Find all lines in the listing that include the word "국유재산에", then copy them.

### Data to use ###

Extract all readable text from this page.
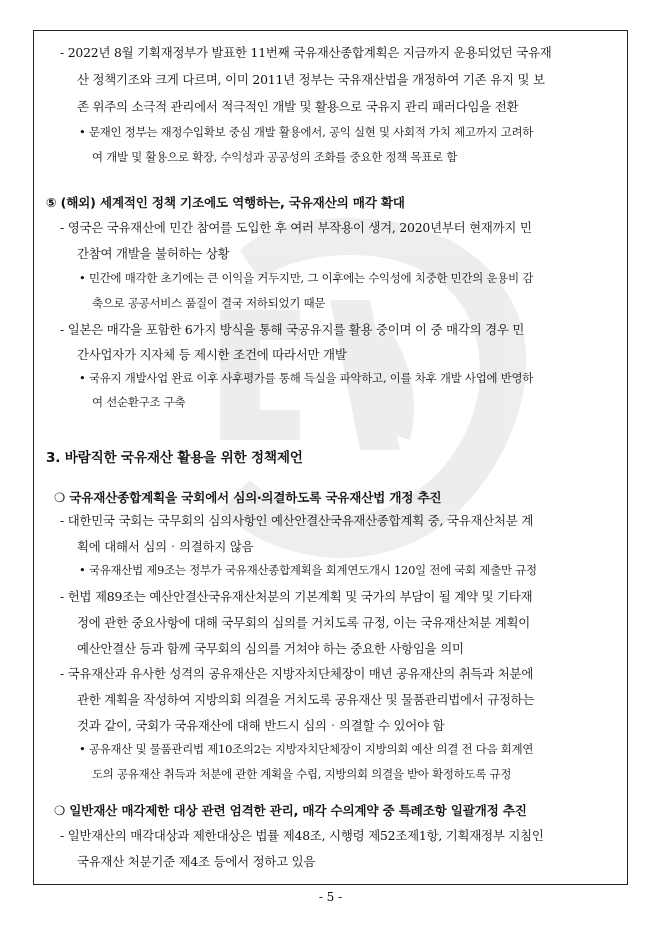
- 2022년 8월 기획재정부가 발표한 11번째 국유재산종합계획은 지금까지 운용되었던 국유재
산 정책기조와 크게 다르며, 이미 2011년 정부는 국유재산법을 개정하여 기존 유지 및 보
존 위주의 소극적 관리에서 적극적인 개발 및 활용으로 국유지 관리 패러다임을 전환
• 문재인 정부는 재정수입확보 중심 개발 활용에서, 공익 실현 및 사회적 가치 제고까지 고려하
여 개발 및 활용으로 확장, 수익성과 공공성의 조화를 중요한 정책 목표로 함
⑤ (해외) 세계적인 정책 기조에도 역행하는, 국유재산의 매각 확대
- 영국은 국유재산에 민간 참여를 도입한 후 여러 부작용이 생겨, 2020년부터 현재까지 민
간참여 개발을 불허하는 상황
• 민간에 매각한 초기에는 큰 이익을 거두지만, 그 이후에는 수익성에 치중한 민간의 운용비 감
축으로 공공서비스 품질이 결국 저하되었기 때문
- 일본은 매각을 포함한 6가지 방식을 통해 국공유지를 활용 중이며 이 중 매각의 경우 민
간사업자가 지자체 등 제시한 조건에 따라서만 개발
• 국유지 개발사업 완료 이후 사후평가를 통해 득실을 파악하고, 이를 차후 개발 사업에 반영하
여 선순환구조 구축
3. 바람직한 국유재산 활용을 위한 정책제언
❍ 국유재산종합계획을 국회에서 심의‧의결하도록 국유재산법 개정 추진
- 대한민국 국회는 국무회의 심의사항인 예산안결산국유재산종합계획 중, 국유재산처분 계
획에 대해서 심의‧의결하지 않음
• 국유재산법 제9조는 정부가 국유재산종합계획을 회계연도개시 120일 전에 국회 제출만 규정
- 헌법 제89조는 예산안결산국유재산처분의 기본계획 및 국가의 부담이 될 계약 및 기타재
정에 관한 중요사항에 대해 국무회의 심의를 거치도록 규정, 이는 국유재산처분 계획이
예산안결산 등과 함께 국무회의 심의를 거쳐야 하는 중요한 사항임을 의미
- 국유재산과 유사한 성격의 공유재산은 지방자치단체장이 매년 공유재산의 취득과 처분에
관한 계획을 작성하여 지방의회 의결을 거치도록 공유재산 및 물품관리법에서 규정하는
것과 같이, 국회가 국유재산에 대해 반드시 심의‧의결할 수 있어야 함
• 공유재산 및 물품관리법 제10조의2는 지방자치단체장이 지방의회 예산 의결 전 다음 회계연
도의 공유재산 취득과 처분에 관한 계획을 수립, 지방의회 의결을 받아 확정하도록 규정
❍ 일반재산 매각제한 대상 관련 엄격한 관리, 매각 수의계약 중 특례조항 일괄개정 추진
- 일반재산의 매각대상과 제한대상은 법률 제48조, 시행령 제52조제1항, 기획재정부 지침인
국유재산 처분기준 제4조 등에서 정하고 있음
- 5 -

###

**Written response:**
- 영국은 국유재산에 민간 참여를 도입한 후 여러 부작용이 생겨, 2020년부터 현재까지 민
것과 같이, 국회가 국유재산에 대해 반드시 심의‧의결할 수 있어야 함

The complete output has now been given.